## Dataset records

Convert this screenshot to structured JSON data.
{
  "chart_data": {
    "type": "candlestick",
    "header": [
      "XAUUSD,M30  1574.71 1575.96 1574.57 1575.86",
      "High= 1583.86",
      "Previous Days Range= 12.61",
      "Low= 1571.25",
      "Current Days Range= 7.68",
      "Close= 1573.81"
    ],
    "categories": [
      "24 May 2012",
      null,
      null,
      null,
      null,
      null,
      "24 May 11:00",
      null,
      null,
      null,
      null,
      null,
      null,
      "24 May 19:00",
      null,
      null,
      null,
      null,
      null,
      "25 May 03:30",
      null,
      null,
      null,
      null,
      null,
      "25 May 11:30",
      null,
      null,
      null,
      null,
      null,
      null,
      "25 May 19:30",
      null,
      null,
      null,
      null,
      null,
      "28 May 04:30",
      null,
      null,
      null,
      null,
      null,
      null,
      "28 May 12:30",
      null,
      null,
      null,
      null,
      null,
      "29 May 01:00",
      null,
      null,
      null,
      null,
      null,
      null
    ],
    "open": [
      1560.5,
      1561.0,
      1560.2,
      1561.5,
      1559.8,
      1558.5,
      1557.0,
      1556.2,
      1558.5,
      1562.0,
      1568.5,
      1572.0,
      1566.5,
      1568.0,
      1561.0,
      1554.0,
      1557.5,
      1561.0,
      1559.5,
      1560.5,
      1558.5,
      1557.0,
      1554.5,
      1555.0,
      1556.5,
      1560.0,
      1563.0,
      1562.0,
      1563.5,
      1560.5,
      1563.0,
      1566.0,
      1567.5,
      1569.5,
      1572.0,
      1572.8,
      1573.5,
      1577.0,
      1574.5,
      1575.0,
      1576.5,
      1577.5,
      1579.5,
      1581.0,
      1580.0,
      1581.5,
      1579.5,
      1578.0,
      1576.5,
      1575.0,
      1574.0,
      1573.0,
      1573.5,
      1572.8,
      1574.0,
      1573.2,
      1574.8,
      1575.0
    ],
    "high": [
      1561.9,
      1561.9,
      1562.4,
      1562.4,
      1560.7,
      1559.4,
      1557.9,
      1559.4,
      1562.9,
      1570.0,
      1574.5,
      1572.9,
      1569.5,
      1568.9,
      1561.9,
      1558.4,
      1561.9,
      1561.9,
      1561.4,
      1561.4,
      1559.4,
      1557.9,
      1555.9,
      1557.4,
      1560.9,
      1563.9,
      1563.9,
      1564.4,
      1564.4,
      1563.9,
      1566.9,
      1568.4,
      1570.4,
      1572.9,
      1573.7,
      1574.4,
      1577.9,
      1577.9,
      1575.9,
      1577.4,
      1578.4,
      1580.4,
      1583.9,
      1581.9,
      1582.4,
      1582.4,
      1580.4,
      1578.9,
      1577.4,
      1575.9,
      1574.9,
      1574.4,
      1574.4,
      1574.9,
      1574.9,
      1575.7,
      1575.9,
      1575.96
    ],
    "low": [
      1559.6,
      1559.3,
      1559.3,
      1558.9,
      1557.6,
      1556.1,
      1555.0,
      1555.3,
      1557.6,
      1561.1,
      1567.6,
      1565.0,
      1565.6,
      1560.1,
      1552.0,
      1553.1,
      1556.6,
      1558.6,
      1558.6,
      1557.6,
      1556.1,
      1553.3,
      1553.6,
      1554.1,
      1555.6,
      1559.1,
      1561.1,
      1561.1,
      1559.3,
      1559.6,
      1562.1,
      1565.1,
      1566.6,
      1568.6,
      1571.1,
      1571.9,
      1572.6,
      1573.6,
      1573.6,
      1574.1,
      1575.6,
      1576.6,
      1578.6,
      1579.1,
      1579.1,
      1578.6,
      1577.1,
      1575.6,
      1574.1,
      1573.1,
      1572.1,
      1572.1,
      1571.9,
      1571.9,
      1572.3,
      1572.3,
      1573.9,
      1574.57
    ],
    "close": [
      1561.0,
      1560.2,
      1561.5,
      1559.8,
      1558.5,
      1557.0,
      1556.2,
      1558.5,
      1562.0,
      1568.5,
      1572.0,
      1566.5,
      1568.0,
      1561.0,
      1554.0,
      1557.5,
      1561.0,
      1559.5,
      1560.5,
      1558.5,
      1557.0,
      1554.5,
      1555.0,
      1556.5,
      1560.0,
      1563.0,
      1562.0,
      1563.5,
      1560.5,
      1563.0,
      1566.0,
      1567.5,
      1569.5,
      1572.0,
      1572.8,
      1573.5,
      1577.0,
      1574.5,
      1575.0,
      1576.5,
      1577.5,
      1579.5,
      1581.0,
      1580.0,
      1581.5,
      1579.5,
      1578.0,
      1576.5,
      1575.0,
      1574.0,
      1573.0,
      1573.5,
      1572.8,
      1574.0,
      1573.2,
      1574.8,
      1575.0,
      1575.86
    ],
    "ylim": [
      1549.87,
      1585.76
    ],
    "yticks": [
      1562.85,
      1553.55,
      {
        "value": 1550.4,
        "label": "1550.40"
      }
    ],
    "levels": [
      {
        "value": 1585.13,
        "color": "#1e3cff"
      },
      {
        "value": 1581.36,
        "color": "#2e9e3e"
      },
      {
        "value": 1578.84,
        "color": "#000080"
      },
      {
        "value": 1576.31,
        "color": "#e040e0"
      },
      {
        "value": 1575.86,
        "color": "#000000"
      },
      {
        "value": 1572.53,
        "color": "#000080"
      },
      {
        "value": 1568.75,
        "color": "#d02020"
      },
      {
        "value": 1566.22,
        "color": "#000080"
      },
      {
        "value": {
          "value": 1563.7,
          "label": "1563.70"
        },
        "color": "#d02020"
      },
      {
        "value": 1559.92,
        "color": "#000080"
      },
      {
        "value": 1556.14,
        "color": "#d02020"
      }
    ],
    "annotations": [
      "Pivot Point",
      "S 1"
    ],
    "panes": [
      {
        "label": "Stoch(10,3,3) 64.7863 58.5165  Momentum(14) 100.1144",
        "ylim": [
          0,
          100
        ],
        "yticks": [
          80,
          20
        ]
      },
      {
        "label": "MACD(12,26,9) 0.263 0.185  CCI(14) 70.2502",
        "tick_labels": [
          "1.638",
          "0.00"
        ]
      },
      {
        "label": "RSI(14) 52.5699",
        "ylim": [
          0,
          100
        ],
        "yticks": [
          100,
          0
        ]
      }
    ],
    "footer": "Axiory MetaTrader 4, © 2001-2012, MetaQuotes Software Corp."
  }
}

## Job
Copy out every line from the data above that has "Range" in it.

## Full output
      "Previous Days Range= 12.61",
      "Current Days Range= 7.68",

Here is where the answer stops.